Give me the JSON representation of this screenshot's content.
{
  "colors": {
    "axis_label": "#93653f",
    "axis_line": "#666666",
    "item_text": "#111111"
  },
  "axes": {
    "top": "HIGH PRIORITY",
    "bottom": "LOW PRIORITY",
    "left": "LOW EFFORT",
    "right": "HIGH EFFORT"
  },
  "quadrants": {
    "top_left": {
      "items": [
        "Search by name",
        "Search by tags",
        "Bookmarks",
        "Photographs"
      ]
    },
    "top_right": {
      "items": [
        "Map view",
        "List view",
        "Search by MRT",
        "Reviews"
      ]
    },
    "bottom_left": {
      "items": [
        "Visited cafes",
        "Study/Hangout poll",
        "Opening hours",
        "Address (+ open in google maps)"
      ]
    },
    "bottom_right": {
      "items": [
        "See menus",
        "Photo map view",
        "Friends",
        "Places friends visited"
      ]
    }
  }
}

========================================================================

## What is asked
In the entries above, how many lines contain the word "HIGH"? Answer with the number only.

## Result of the exercise
2